[Figure data in JSON]
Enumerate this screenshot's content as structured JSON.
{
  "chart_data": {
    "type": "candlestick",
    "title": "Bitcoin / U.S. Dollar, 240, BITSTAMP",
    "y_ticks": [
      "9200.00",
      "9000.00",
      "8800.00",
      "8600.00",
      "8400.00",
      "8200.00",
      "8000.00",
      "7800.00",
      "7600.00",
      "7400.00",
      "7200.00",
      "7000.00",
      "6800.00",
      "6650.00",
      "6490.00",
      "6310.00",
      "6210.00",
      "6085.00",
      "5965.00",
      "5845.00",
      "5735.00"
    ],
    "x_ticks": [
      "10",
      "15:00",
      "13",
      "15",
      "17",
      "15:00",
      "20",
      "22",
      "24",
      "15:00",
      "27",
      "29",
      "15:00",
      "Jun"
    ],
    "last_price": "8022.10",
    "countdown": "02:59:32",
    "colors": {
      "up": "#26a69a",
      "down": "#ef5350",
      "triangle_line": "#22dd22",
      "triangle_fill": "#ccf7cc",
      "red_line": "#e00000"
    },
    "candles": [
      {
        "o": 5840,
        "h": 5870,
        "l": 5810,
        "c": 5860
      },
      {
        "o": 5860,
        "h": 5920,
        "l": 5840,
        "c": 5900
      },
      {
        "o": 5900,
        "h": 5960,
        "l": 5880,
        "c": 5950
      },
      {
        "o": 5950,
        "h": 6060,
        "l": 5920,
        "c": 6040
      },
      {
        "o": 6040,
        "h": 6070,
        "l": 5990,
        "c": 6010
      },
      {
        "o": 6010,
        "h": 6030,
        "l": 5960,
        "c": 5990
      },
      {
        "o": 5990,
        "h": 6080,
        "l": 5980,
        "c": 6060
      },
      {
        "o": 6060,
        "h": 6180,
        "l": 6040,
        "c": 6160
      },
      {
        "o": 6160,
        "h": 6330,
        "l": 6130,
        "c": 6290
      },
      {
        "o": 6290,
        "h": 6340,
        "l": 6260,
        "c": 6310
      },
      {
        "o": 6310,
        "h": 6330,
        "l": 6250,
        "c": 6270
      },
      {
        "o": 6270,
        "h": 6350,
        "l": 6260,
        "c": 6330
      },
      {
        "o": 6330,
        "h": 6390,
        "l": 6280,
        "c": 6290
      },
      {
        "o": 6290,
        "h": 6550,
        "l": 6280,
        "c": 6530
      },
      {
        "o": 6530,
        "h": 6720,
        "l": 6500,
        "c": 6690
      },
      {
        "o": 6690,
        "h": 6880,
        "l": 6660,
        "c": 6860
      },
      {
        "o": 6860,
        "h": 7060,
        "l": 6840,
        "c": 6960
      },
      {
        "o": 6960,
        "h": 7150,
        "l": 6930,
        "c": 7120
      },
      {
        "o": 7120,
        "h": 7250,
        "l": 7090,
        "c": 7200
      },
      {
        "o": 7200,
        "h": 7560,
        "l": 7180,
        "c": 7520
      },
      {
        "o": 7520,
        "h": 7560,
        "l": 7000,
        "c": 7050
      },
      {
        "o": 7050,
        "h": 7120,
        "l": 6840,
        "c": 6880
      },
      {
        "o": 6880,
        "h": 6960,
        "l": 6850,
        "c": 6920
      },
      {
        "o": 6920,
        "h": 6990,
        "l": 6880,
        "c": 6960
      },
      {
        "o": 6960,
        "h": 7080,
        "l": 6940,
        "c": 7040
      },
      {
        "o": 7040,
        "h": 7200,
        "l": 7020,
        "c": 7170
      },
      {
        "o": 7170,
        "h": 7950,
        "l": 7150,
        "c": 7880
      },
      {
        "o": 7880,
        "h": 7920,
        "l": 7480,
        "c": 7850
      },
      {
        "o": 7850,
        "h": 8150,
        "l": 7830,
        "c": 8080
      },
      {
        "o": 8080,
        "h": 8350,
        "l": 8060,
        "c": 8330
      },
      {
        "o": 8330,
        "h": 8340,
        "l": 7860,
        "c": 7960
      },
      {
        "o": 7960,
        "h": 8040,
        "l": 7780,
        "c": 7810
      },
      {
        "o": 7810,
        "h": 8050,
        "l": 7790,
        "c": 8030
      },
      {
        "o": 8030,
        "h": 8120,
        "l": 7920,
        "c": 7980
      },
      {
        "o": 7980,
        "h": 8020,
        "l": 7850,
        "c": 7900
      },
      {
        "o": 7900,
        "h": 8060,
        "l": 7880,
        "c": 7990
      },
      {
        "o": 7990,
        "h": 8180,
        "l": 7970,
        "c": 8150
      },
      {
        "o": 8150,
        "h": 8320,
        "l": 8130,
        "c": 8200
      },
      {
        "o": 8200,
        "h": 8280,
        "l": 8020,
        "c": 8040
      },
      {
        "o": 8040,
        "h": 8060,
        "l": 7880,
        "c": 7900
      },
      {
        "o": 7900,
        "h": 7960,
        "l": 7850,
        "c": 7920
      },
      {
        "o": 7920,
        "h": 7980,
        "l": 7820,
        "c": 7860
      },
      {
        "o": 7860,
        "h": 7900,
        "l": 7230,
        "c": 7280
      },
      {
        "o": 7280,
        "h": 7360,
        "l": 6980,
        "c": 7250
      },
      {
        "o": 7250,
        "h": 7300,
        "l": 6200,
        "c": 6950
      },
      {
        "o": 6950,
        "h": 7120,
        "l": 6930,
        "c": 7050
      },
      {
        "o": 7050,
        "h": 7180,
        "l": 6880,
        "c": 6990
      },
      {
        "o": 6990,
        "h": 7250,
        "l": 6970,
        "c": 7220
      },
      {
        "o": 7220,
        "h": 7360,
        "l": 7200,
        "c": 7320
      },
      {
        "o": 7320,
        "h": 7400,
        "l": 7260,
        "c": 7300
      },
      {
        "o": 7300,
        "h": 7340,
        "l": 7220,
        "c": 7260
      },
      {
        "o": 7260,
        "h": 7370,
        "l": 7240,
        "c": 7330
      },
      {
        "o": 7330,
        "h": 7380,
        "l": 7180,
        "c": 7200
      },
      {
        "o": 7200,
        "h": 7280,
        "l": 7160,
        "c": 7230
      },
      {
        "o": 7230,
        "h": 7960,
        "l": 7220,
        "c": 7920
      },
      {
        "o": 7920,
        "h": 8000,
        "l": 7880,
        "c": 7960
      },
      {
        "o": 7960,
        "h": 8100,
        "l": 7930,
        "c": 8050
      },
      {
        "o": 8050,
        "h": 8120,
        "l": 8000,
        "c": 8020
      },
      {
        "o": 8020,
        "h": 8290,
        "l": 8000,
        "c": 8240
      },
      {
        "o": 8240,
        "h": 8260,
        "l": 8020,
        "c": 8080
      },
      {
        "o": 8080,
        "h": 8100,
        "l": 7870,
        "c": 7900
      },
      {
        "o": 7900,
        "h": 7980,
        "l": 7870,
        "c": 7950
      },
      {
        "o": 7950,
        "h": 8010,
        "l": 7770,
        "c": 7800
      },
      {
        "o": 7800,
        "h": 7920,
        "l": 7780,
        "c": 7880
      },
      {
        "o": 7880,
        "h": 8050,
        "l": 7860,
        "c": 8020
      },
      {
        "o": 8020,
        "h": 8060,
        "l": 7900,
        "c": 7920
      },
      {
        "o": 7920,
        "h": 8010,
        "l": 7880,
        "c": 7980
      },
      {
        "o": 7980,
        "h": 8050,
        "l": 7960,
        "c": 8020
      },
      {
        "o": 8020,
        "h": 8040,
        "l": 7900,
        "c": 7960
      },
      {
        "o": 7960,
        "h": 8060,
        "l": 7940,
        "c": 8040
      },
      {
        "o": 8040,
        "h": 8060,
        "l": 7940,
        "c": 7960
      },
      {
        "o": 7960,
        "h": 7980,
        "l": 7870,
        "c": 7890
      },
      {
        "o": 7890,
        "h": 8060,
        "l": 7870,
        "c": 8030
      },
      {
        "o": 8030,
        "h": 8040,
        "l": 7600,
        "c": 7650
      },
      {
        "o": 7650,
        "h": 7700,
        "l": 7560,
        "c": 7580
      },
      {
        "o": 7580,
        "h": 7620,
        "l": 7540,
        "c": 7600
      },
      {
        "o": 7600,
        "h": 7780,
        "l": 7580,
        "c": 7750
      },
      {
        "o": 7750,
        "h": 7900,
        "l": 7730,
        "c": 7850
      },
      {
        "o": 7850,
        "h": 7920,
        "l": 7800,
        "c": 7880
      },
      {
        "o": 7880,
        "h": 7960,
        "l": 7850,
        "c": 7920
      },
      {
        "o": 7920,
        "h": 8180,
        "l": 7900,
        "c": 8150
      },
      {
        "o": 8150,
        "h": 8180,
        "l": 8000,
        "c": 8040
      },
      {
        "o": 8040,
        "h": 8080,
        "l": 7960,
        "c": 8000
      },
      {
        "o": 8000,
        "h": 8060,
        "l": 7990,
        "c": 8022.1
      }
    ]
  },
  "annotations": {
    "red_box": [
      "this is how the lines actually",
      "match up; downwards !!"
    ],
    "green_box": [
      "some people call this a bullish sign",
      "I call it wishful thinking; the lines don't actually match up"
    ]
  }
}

■ What is required:
Copy out each line of the records where the string "call" appears.

■ The solution:
      "some people call this a bullish sign",
      "I call it wishful thinking; the lines don't actually match up"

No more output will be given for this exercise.